(begin)

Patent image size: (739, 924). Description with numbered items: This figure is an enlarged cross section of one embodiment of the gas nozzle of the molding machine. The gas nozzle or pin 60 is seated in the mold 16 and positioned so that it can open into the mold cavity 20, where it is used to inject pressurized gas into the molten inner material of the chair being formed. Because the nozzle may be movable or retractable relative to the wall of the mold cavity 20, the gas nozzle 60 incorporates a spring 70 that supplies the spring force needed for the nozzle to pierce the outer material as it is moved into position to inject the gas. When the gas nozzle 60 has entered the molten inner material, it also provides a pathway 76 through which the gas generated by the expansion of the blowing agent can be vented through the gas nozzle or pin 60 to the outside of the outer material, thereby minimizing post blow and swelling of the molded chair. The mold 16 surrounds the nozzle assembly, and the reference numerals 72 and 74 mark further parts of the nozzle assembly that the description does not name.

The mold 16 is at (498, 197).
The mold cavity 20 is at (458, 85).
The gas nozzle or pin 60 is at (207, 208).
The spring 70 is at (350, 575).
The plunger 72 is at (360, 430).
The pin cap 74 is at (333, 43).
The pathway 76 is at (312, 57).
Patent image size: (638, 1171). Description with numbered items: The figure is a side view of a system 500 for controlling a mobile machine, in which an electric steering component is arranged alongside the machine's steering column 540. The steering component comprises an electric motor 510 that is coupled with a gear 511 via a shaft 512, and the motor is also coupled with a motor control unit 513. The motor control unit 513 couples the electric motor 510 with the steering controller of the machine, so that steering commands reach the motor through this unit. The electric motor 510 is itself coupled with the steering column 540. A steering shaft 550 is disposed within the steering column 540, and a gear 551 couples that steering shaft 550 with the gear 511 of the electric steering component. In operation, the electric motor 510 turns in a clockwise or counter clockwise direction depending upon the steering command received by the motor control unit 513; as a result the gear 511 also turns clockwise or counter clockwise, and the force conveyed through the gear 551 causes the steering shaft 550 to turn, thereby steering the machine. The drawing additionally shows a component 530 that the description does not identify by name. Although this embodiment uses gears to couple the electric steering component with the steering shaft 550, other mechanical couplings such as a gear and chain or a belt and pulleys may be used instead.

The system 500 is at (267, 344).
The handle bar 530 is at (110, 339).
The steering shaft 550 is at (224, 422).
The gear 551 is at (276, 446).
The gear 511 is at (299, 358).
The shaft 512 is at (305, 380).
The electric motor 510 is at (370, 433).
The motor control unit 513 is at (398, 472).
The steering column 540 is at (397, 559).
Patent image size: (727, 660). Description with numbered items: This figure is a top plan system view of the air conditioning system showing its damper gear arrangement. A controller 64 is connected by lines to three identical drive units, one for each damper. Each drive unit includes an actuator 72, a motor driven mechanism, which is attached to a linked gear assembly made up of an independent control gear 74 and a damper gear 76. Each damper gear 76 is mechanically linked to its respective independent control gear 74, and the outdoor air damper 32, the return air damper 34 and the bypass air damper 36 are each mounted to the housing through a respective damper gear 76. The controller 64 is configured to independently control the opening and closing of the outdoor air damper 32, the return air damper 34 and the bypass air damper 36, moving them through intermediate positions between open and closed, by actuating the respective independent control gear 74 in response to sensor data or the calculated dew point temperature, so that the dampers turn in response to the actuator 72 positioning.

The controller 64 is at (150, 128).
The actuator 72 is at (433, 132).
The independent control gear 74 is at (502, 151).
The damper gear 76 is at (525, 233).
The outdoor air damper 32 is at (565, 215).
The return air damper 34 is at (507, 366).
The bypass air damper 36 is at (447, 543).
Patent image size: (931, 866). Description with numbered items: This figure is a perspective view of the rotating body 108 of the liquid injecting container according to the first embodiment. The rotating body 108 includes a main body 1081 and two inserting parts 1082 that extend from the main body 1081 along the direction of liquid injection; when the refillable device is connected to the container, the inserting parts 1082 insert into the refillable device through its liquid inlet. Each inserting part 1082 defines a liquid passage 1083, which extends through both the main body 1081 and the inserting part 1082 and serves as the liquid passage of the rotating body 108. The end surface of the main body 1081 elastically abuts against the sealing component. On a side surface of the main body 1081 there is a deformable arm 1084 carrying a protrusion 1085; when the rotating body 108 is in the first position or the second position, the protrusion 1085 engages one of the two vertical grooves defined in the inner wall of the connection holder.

(end)

** Task statement **
Reproduce the listing above, substituting "Drawing dimensions" for every occurrence of "Patent image size" and leaving everything else unchanged.

** Result below **
Drawing dimensions: (739, 924). Description with numbered items: This figure is an enlarged cross section of one embodiment of the gas nozzle of the molding machine. The gas nozzle or pin 60 is seated in the mold 16 and positioned so that it can open into the mold cavity 20, where it is used to inject pressurized gas into the molten inner material of the chair being formed. Because the nozzle may be movable or retractable relative to the wall of the mold cavity 20, the gas nozzle 60 incorporates a spring 70 that supplies the spring force needed for the nozzle to pierce the outer material as it is moved into position to inject the gas. When the gas nozzle 60 has entered the molten inner material, it also provides a pathway 76 through which the gas generated by the expansion of the blowing agent can be vented through the gas nozzle or pin 60 to the outside of the outer material, thereby minimizing post blow and swelling of the molded chair. The mold 16 surrounds the nozzle assembly, and the reference numerals 72 and 74 mark further parts of the nozzle assembly that the description does not name.

The mold 16 is at (498, 197).
The mold cavity 20 is at (458, 85).
The gas nozzle or pin 60 is at (207, 208).
The spring 70 is at (350, 575).
The plunger 72 is at (360, 430).
The pin cap 74 is at (333, 43).
The pathway 76 is at (312, 57).
Drawing dimensions: (638, 1171). Description with numbered items: The figure is a side view of a system 500 for controlling a mobile machine, in which an electric steering component is arranged alongside the machine's steering column 540. The steering component comprises an electric motor 510 that is coupled with a gear 511 via a shaft 512, and the motor is also coupled with a motor control unit 513. The motor control unit 513 couples the electric motor 510 with the steering controller of the machine, so that steering commands reach the motor through this unit. The electric motor 510 is itself coupled with the steering column 540. A steering shaft 550 is disposed within the steering column 540, and a gear 551 couples that steering shaft 550 with the gear 511 of the electric steering component. In operation, the electric motor 510 turns in a clockwise or counter clockwise direction depending upon the steering command received by the motor control unit 513; as a result the gear 511 also turns clockwise or counter clockwise, and the force conveyed through the gear 551 causes the steering shaft 550 to turn, thereby steering the machine. The drawing additionally shows a component 530 that the description does not identify by name. Although this embodiment uses gears to couple the electric steering component with the steering shaft 550, other mechanical couplings such as a gear and chain or a belt and pulleys may be used instead.

The system 500 is at (267, 344).
The handle bar 530 is at (110, 339).
The steering shaft 550 is at (224, 422).
The gear 551 is at (276, 446).
The gear 511 is at (299, 358).
The shaft 512 is at (305, 380).
The electric motor 510 is at (370, 433).
The motor control unit 513 is at (398, 472).
The steering column 540 is at (397, 559).
Drawing dimensions: (727, 660). Description with numbered items: This figure is a top plan system view of the air conditioning system showing its damper gear arrangement. A controller 64 is connected by lines to three identical drive units, one for each damper. Each drive unit includes an actuator 72, a motor driven mechanism, which is attached to a linked gear assembly made up of an independent control gear 74 and a damper gear 76. Each damper gear 76 is mechanically linked to its respective independent control gear 74, and the outdoor air damper 32, the return air damper 34 and the bypass air damper 36 are each mounted to the housing through a respective damper gear 76. The controller 64 is configured to independently control the opening and closing of the outdoor air damper 32, the return air damper 34 and the bypass air damper 36, moving them through intermediate positions between open and closed, by actuating the respective independent control gear 74 in response to sensor data or the calculated dew point temperature, so that the dampers turn in response to the actuator 72 positioning.

The controller 64 is at (150, 128).
The actuator 72 is at (433, 132).
The independent control gear 74 is at (502, 151).
The damper gear 76 is at (525, 233).
The outdoor air damper 32 is at (565, 215).
The return air damper 34 is at (507, 366).
The bypass air damper 36 is at (447, 543).
Drawing dimensions: (931, 866). Description with numbered items: This figure is a perspective view of the rotating body 108 of the liquid injecting container according to the first embodiment. The rotating body 108 includes a main body 1081 and two inserting parts 1082 that extend from the main body 1081 along the direction of liquid injection; when the refillable device is connected to the container, the inserting parts 1082 insert into the refillable device through its liquid inlet. Each inserting part 1082 defines a liquid passage 1083, which extends through both the main body 1081 and the inserting part 1082 and serves as the liquid passage of the rotating body 108. The end surface of the main body 1081 elastically abuts against the sealing component. On a side surface of the main body 1081 there is a deformable arm 1084 carrying a protrusion 1085; when the rotating body 108 is in the first position or the second position, the protrusion 1085 engages one of the two vertical grooves defined in the inner wall of the connection holder.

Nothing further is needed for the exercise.